-- BEGIN --

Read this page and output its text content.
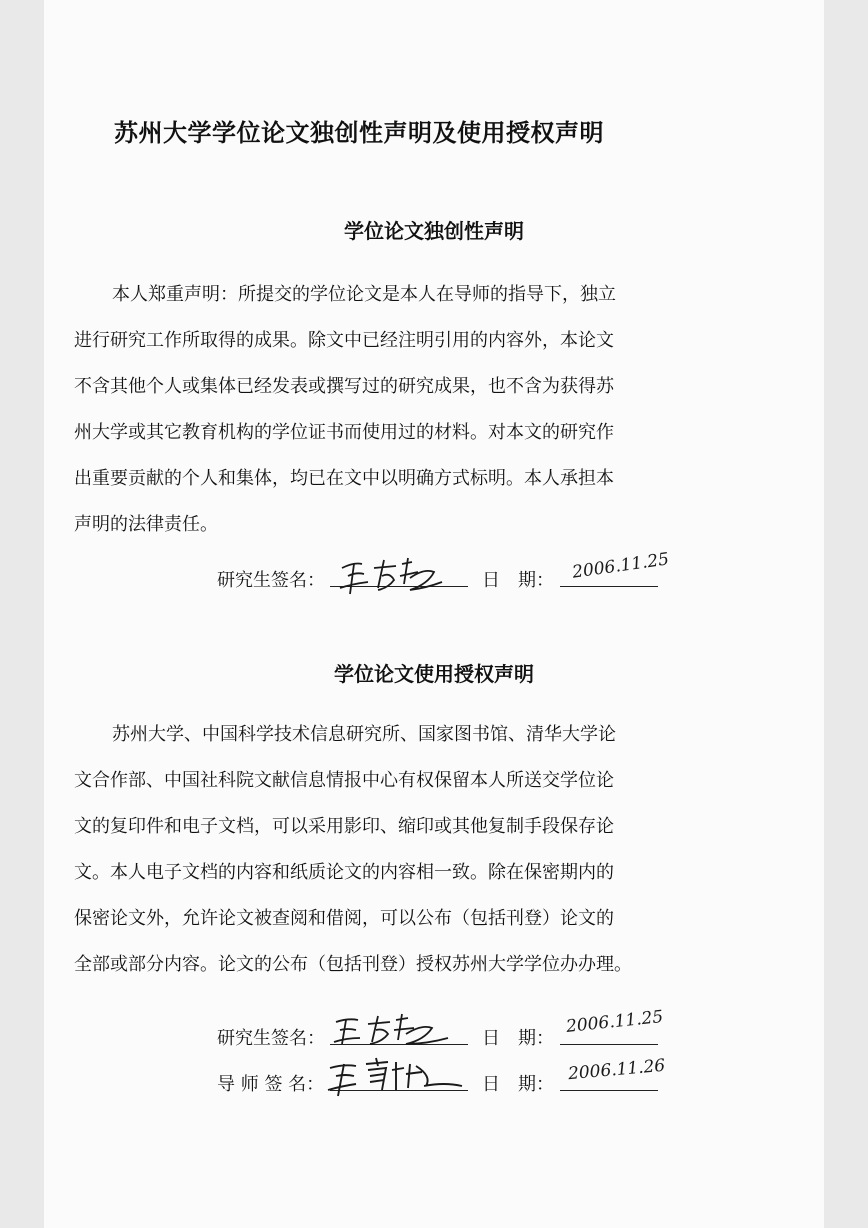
苏州大学学位论文独创性声明及使用授权声明
学位论文独创性声明
本人郑重声明：所提交的学位论文是本人在导师的指导下，独立
进行研究工作所取得的成果。除文中已经注明引用的内容外，本论文
不含其他个人或集体已经发表或撰写过的研究成果，也不含为获得苏
州大学或其它教育机构的学位证书而使用过的材料。对本文的研究作
出重要贡献的个人和集体，均已在文中以明确方式标明。本人承担本
声明的法律责任。
研究生签名：	日　期： 2006.11.25
学位论文使用授权声明
苏州大学、中国科学技术信息研究所、国家图书馆、清华大学论
文合作部、中国社科院文献信息情报中心有权保留本人所送交学位论
文的复印件和电子文档，可以采用影印、缩印或其他复制手段保存论
文。本人电子文档的内容和纸质论文的内容相一致。除在保密期内的
保密论文外，允许论文被查阅和借阅，可以公布（包括刊登）论文的
全部或部分内容。论文的公布（包括刊登）授权苏州大学学位办办理。
研究生签名：	日　期：
2006.11.25
导 师 签 名：	日　期：
2006.11.26
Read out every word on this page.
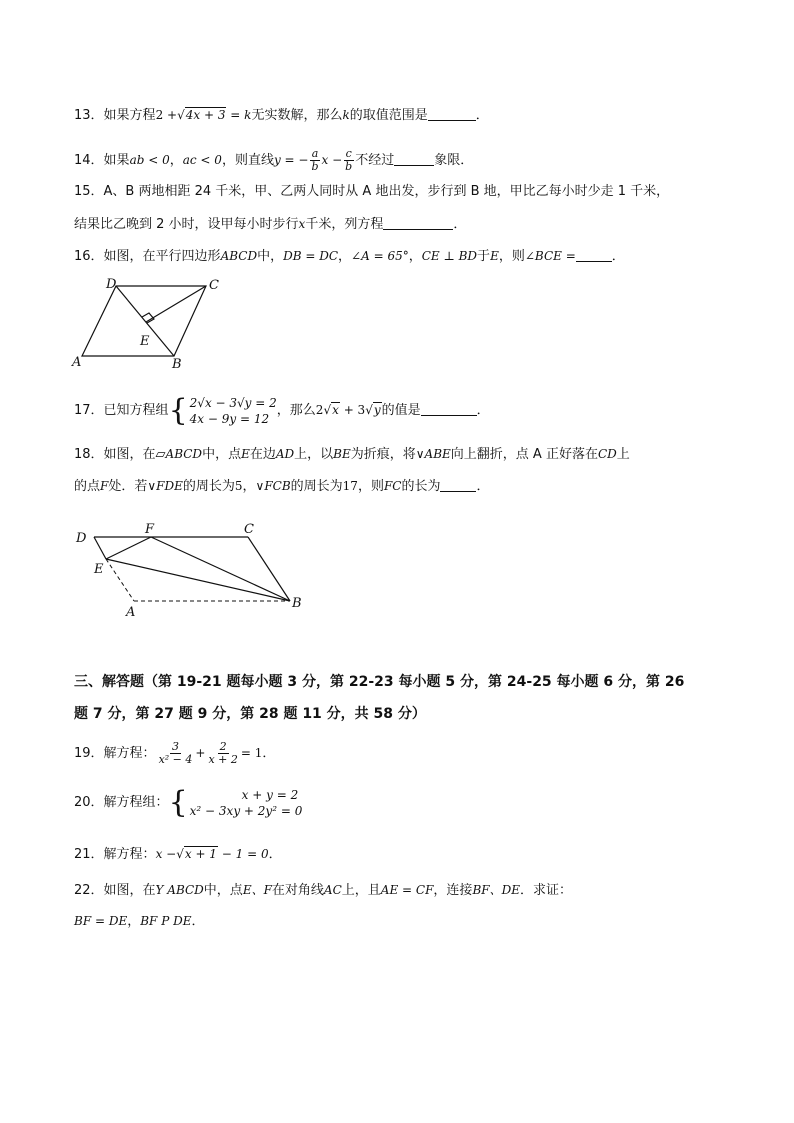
13．如果方程2 +√4x + 3 = k无实数解，那么k的取值范围是	．
14．如果ab < 0，ac < 0，则直线y = − $\frac{a}{b}$ $x - \frac{c}{b}$ 不经过	象限．
15．A、B 两地相距 24 千米，甲、乙两人同时从 A 地出发，步行到 B 地，甲比乙每小时少走 1 千米，
结果比乙晚到 2 小时，设甲每小时步行x千米，列方程	．
16．如图，在平行四边形ABCD中，DB = DC，∠A = 65°，CE ⊥ BD于E，则∠BCE =	．
D	C
E
A	B
17．已知方程组 { 2√x − 3√y = 2
4x − 9y = 12
，那么2√x + 3√y的值是	．
18．如图，在▱ABCD中，点E在边AD上，以BE为折痕，将∨ABE向上翻折，点 A 正好落在CD上
的点F处．若∨FDE的周长为5，∨FCB的周长为17，则FC的长为	．
D
F	C
E
A
B
三、解答题（第 19-21 题每小题 3 分，第 22-23 每小题 5 分，第 24-25 每小题 6 分，第 26
题 7 分，第 27 题 9 分，第 28 题 11 分，共 58 分）
19．解方程： $\frac{3}{\text{x² − 4}} + \frac{2}{x + 2} = 1$．
20．解方程组： {	x + y = 2
x² − 3xy + 2y² = 0
21．解方程：x −√x + 1 − 1 = 0．
22．如图，在Y ABCD中，点E、F在对角线AC上，且AE = CF，连接BF、DE．求证：
BF = DE，BF P DE．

-- END --

• _AIM OF THE TASK_
Quote every line of the records above exactly; no picture is to be copied.

• _TASK RESULT_
Read this page and output its text content.
苏州大学学位论文独创性声明及使用授权声明
学位论文独创性声明
本人郑重声明：所提交的学位论文是本人在导师的指导下，独立
进行研究工作所取得的成果。除文中已经注明引用的内容外，本论文
不含其他个人或集体已经发表或撰写过的研究成果，也不含为获得苏
州大学或其它教育机构的学位证书而使用过的材料。对本文的研究作
出重要贡献的个人和集体，均已在文中以明确方式标明。本人承担本
声明的法律责任。
研究生签名：	日　期： 2006.11.25
学位论文使用授权声明
苏州大学、中国科学技术信息研究所、国家图书馆、清华大学论
文合作部、中国社科院文献信息情报中心有权保留本人所送交学位论
文的复印件和电子文档，可以采用影印、缩印或其他复制手段保存论
文。本人电子文档的内容和纸质论文的内容相一致。除在保密期内的
保密论文外，允许论文被查阅和借阅，可以公布（包括刊登）论文的
全部或部分内容。论文的公布（包括刊登）授权苏州大学学位办办理。
研究生签名：	日　期：
2006.11.25
导 师 签 名：	日　期：
2006.11.26
Read out every word on this page.
13．如果方程2 +√4x + 3 = k无实数解，那么k的取值范围是	．
14．如果ab < 0，ac < 0，则直线y = − $\frac{a}{b}$ $x - \frac{c}{b}$ 不经过	象限．
15．A、B 两地相距 24 千米，甲、乙两人同时从 A 地出发，步行到 B 地，甲比乙每小时少走 1 千米，
结果比乙晚到 2 小时，设甲每小时步行x千米，列方程	．
16．如图，在平行四边形ABCD中，DB = DC，∠A = 65°，CE ⊥ BD于E，则∠BCE =	．
D	C
E
A	B
17．已知方程组 { 2√x − 3√y = 2
4x − 9y = 12
，那么2√x + 3√y的值是	．
18．如图，在▱ABCD中，点E在边AD上，以BE为折痕，将∨ABE向上翻折，点 A 正好落在CD上
的点F处．若∨FDE的周长为5，∨FCB的周长为17，则FC的长为	．
D
F	C
E
A
B
三、解答题（第 19-21 题每小题 3 分，第 22-23 每小题 5 分，第 24-25 每小题 6 分，第 26
题 7 分，第 27 题 9 分，第 28 题 11 分，共 58 分）
19．解方程： $\frac{3}{\text{x² − 4}} + \frac{2}{x + 2} = 1$．
20．解方程组： {	x + y = 2
x² − 3xy + 2y² = 0
21．解方程：x −√x + 1 − 1 = 0．
22．如图，在Y ABCD中，点E、F在对角线AC上，且AE = CF，连接BF、DE．求证：
BF = DE，BF P DE．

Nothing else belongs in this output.